──────── Exercise inputs

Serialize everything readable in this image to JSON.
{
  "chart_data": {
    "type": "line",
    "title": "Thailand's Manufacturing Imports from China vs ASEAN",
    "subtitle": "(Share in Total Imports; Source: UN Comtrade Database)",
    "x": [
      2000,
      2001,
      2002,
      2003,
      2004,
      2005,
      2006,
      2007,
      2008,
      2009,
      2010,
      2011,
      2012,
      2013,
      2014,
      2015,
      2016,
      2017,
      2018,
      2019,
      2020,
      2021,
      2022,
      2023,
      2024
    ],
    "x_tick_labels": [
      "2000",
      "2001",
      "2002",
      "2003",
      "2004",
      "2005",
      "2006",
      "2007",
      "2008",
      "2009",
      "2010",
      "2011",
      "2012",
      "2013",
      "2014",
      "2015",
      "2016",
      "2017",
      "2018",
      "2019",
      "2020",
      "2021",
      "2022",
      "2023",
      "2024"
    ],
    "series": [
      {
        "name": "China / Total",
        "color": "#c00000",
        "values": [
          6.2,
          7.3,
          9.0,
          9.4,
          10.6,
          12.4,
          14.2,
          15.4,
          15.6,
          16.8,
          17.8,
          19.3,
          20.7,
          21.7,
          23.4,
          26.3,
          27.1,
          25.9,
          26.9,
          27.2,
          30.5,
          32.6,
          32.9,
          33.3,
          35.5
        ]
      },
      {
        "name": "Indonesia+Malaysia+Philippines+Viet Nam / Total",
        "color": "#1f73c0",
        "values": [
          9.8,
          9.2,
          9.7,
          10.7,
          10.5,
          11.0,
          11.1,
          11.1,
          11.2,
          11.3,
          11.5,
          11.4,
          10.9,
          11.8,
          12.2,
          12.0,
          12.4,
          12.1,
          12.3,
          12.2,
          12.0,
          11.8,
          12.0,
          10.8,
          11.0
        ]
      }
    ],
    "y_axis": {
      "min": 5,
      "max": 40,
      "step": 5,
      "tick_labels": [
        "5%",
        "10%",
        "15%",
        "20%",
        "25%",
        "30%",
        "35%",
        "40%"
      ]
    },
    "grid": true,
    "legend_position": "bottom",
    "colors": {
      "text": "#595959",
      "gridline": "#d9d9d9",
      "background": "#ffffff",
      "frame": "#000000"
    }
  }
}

────────────────

■ **Task objective**:
All lines above containing the string "Imports" are to be collected.

■ **Response for this exercise**:
    "title": "Thailand's Manufacturing Imports from China vs ASEAN",
    "subtitle": "(Share in Total Imports; Source: UN Comtrade Database)",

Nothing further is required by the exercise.